(Extracted data entries)

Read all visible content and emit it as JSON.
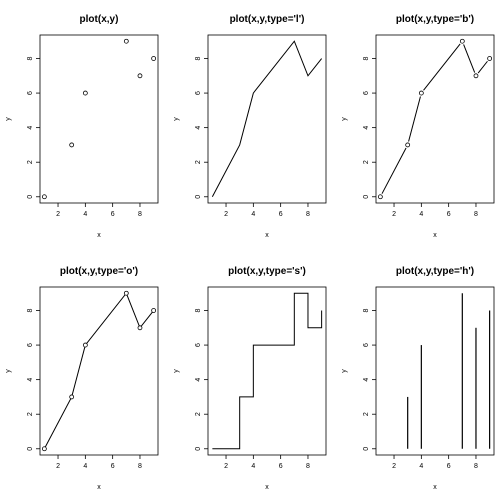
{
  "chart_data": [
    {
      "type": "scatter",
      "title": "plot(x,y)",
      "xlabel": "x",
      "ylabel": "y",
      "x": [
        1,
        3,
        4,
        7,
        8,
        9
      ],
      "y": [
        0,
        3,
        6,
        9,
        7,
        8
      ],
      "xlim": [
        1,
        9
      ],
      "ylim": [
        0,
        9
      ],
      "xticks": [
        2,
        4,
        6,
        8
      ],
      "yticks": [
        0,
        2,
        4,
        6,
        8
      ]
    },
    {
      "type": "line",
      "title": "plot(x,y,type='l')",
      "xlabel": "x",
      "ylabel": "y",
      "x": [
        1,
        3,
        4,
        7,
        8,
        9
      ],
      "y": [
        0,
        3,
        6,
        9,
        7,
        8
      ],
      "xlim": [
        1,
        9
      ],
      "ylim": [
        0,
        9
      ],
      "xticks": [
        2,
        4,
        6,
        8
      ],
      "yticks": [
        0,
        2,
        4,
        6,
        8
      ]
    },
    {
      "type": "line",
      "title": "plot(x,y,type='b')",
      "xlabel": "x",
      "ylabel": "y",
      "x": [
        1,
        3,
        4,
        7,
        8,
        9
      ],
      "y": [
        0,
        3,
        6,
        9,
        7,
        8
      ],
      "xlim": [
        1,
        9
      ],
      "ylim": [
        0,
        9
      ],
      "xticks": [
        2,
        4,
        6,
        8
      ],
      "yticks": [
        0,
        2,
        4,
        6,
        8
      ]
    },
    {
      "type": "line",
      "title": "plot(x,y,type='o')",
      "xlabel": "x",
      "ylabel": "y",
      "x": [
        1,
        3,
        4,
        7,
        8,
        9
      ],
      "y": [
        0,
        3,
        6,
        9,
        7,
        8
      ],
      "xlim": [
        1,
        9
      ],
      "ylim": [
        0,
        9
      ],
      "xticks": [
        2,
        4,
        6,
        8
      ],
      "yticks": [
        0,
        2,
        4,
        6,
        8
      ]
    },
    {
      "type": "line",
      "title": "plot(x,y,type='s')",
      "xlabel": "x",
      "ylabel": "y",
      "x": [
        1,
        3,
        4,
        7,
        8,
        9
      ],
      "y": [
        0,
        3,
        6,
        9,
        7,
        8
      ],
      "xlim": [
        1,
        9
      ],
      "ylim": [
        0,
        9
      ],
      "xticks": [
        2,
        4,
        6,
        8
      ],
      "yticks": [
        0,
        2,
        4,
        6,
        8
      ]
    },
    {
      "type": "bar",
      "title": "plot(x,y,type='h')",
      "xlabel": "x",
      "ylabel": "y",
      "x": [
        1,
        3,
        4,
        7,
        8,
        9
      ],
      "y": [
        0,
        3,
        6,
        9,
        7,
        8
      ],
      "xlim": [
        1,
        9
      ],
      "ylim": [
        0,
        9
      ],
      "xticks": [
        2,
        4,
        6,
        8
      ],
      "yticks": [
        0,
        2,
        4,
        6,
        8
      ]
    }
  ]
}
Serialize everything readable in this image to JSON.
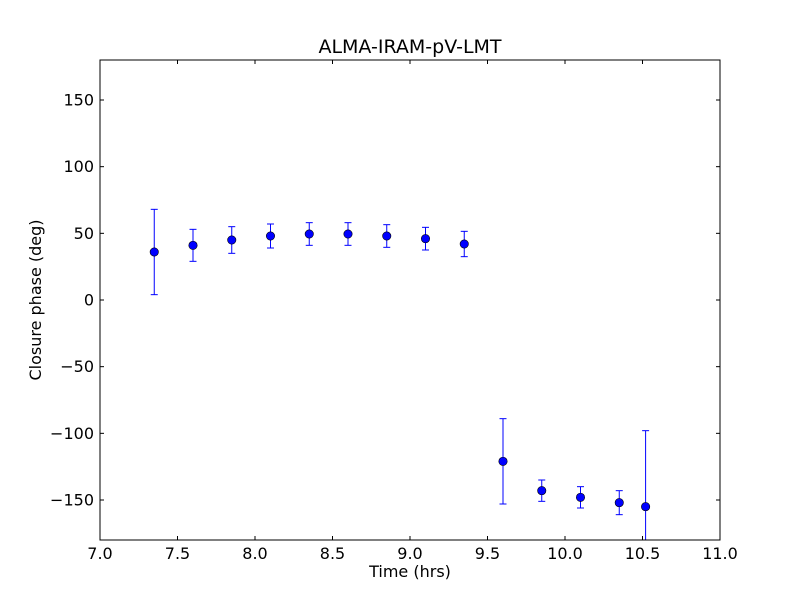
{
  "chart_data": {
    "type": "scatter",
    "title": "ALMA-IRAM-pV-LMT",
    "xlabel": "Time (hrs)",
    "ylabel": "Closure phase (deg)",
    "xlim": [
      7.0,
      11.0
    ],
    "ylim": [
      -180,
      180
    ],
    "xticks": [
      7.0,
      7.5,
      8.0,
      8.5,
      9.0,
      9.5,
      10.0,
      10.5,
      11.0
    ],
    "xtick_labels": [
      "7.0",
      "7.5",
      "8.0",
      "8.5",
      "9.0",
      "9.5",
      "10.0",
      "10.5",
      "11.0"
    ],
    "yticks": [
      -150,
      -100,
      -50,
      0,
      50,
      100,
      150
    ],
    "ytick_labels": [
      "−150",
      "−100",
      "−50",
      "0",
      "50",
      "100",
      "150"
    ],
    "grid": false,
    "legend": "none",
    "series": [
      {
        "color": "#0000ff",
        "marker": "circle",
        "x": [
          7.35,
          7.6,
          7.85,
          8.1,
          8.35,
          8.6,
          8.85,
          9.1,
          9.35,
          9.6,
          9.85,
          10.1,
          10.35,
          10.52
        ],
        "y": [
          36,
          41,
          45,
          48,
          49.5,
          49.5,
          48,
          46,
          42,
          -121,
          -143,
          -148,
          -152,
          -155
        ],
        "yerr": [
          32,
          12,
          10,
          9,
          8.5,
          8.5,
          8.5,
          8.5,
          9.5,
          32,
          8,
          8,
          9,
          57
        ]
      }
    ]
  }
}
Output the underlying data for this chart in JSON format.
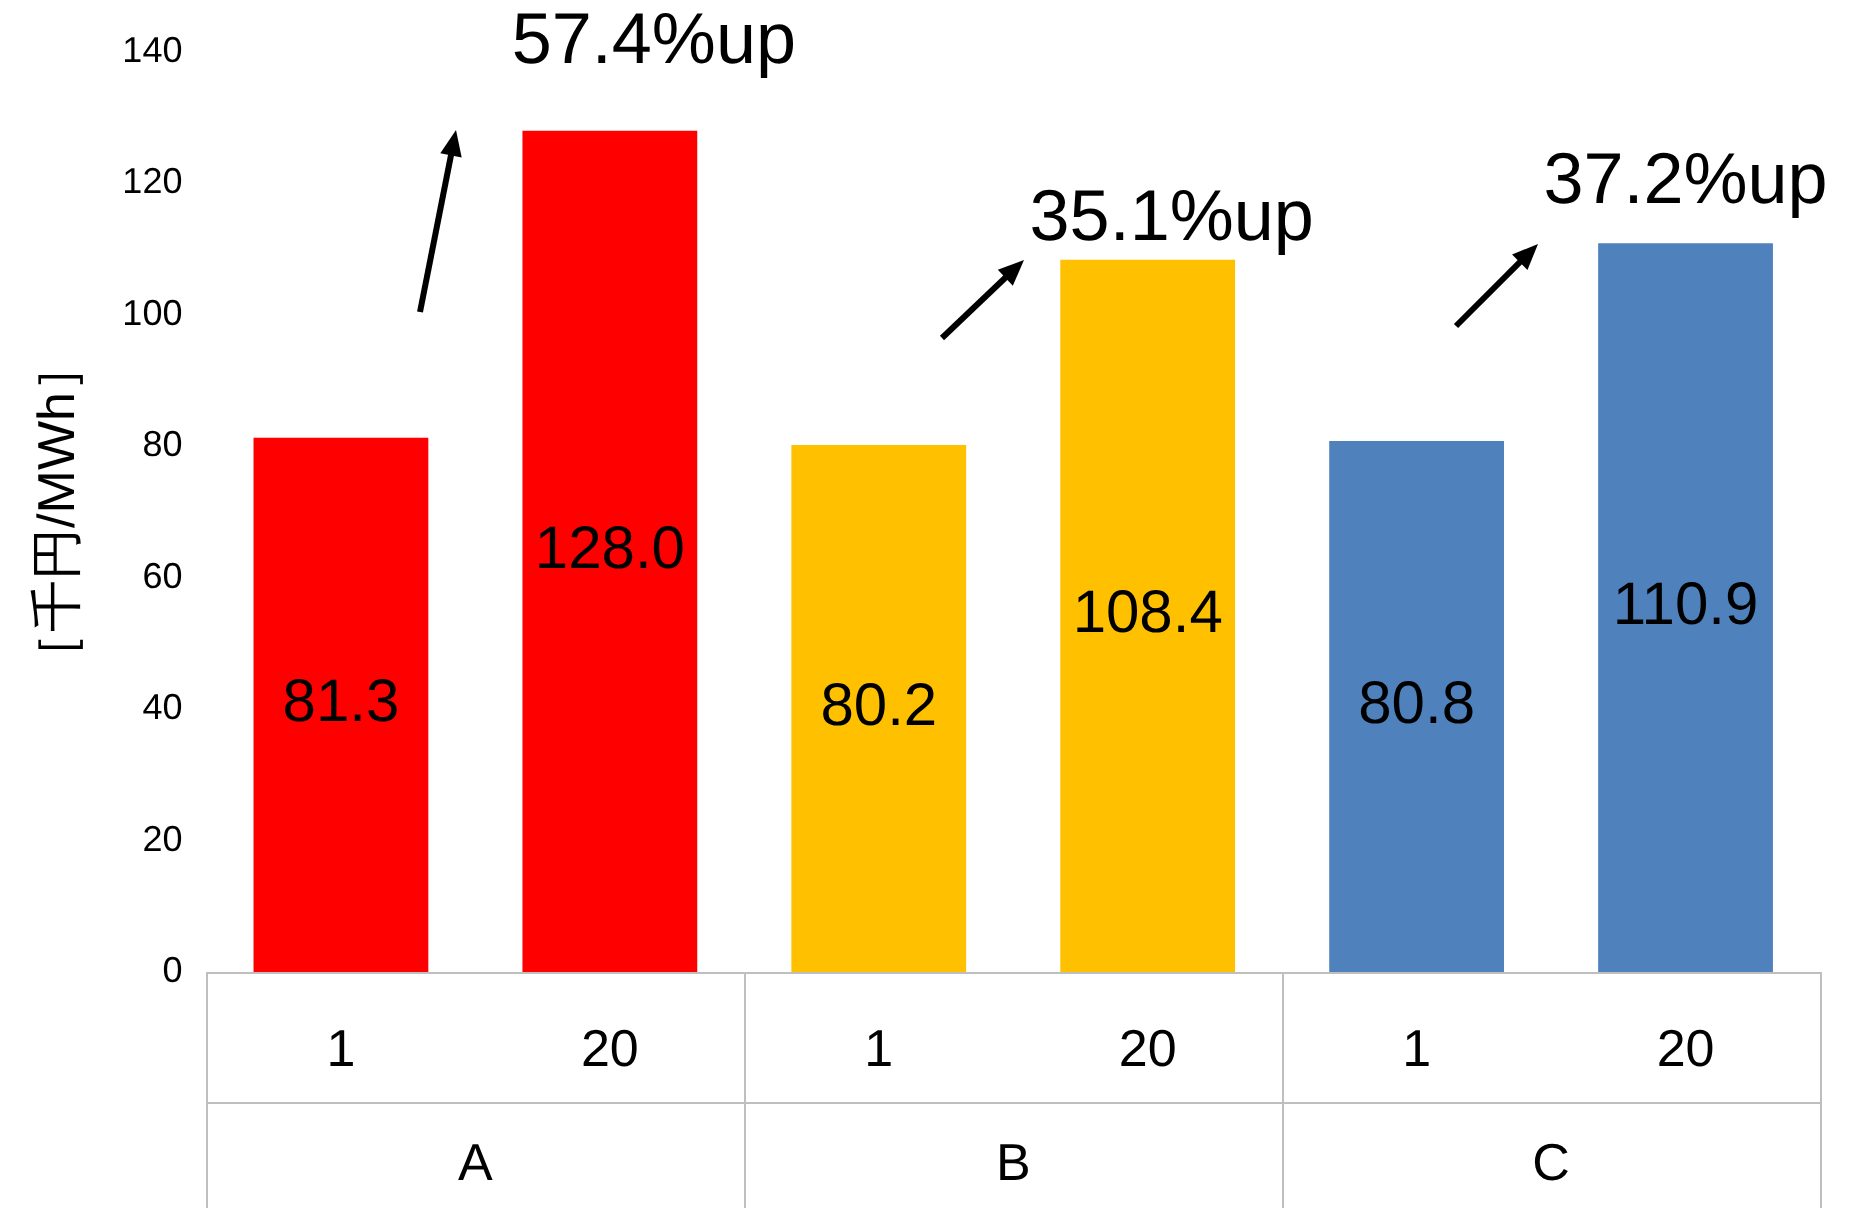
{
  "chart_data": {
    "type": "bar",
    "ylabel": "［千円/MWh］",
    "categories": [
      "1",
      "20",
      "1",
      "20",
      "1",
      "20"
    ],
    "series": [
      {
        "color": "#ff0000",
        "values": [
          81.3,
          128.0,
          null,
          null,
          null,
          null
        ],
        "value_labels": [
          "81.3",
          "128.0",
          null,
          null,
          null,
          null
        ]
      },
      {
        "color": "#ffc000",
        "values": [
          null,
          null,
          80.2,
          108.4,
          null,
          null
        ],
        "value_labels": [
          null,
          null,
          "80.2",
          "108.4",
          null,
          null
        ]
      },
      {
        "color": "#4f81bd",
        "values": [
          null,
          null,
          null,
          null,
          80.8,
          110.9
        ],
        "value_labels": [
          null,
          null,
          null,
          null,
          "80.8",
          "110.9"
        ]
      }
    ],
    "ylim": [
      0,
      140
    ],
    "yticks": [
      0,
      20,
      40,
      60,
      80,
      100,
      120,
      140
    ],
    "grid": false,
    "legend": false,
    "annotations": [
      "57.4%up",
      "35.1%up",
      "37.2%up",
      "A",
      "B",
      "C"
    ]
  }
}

** Requirement **
Exactly reproduce the entries above, minus the pictures.

** Written answer **
Read all visible content and emit it as JSON.
{
  "chart_data": [
    {
      "type": "scatter",
      "title": "plot(x,y)",
      "xlabel": "x",
      "ylabel": "y",
      "x": [
        1,
        3,
        4,
        7,
        8,
        9
      ],
      "y": [
        0,
        3,
        6,
        9,
        7,
        8
      ],
      "xlim": [
        1,
        9
      ],
      "ylim": [
        0,
        9
      ],
      "xticks": [
        2,
        4,
        6,
        8
      ],
      "yticks": [
        0,
        2,
        4,
        6,
        8
      ]
    },
    {
      "type": "line",
      "title": "plot(x,y,type='l')",
      "xlabel": "x",
      "ylabel": "y",
      "x": [
        1,
        3,
        4,
        7,
        8,
        9
      ],
      "y": [
        0,
        3,
        6,
        9,
        7,
        8
      ],
      "xlim": [
        1,
        9
      ],
      "ylim": [
        0,
        9
      ],
      "xticks": [
        2,
        4,
        6,
        8
      ],
      "yticks": [
        0,
        2,
        4,
        6,
        8
      ]
    },
    {
      "type": "line",
      "title": "plot(x,y,type='b')",
      "xlabel": "x",
      "ylabel": "y",
      "x": [
        1,
        3,
        4,
        7,
        8,
        9
      ],
      "y": [
        0,
        3,
        6,
        9,
        7,
        8
      ],
      "xlim": [
        1,
        9
      ],
      "ylim": [
        0,
        9
      ],
      "xticks": [
        2,
        4,
        6,
        8
      ],
      "yticks": [
        0,
        2,
        4,
        6,
        8
      ]
    },
    {
      "type": "line",
      "title": "plot(x,y,type='o')",
      "xlabel": "x",
      "ylabel": "y",
      "x": [
        1,
        3,
        4,
        7,
        8,
        9
      ],
      "y": [
        0,
        3,
        6,
        9,
        7,
        8
      ],
      "xlim": [
        1,
        9
      ],
      "ylim": [
        0,
        9
      ],
      "xticks": [
        2,
        4,
        6,
        8
      ],
      "yticks": [
        0,
        2,
        4,
        6,
        8
      ]
    },
    {
      "type": "line",
      "title": "plot(x,y,type='s')",
      "xlabel": "x",
      "ylabel": "y",
      "x": [
        1,
        3,
        4,
        7,
        8,
        9
      ],
      "y": [
        0,
        3,
        6,
        9,
        7,
        8
      ],
      "xlim": [
        1,
        9
      ],
      "ylim": [
        0,
        9
      ],
      "xticks": [
        2,
        4,
        6,
        8
      ],
      "yticks": [
        0,
        2,
        4,
        6,
        8
      ]
    },
    {
      "type": "bar",
      "title": "plot(x,y,type='h')",
      "xlabel": "x",
      "ylabel": "y",
      "x": [
        1,
        3,
        4,
        7,
        8,
        9
      ],
      "y": [
        0,
        3,
        6,
        9,
        7,
        8
      ],
      "xlim": [
        1,
        9
      ],
      "ylim": [
        0,
        9
      ],
      "xticks": [
        2,
        4,
        6,
        8
      ],
      "yticks": [
        0,
        2,
        4,
        6,
        8
      ]
    }
  ]
}
Serialize everything readable in this image to JSON.
{
  "chart_data": {
    "type": "scatter",
    "title": "ALMA-IRAM-pV-LMT",
    "xlabel": "Time (hrs)",
    "ylabel": "Closure phase (deg)",
    "xlim": [
      7.0,
      11.0
    ],
    "ylim": [
      -180,
      180
    ],
    "xticks": [
      7.0,
      7.5,
      8.0,
      8.5,
      9.0,
      9.5,
      10.0,
      10.5,
      11.0
    ],
    "xtick_labels": [
      "7.0",
      "7.5",
      "8.0",
      "8.5",
      "9.0",
      "9.5",
      "10.0",
      "10.5",
      "11.0"
    ],
    "yticks": [
      -150,
      -100,
      -50,
      0,
      50,
      100,
      150
    ],
    "ytick_labels": [
      "−150",
      "−100",
      "−50",
      "0",
      "50",
      "100",
      "150"
    ],
    "grid": false,
    "legend": "none",
    "series": [
      {
        "color": "#0000ff",
        "marker": "circle",
        "x": [
          7.35,
          7.6,
          7.85,
          8.1,
          8.35,
          8.6,
          8.85,
          9.1,
          9.35,
          9.6,
          9.85,
          10.1,
          10.35,
          10.52
        ],
        "y": [
          36,
          41,
          45,
          48,
          49.5,
          49.5,
          48,
          46,
          42,
          -121,
          -143,
          -148,
          -152,
          -155
        ],
        "yerr": [
          32,
          12,
          10,
          9,
          8.5,
          8.5,
          8.5,
          8.5,
          9.5,
          32,
          8,
          8,
          9,
          57
        ]
      }
    ]
  }
}
Output the underlying data for this chart in JSON format.
{
  "chart_data": {
    "type": "bar",
    "ylabel": "［千円/MWh］",
    "categories": [
      "1",
      "20",
      "1",
      "20",
      "1",
      "20"
    ],
    "series": [
      {
        "color": "#ff0000",
        "values": [
          81.3,
          128.0,
          null,
          null,
          null,
          null
        ],
        "value_labels": [
          "81.3",
          "128.0",
          null,
          null,
          null,
          null
        ]
      },
      {
        "color": "#ffc000",
        "values": [
          null,
          null,
          80.2,
          108.4,
          null,
          null
        ],
        "value_labels": [
          null,
          null,
          "80.2",
          "108.4",
          null,
          null
        ]
      },
      {
        "color": "#4f81bd",
        "values": [
          null,
          null,
          null,
          null,
          80.8,
          110.9
        ],
        "value_labels": [
          null,
          null,
          null,
          null,
          "80.8",
          "110.9"
        ]
      }
    ],
    "ylim": [
      0,
      140
    ],
    "yticks": [
      0,
      20,
      40,
      60,
      80,
      100,
      120,
      140
    ],
    "grid": false,
    "legend": false,
    "annotations": [
      "57.4%up",
      "35.1%up",
      "37.2%up",
      "A",
      "B",
      "C"
    ]
  }
}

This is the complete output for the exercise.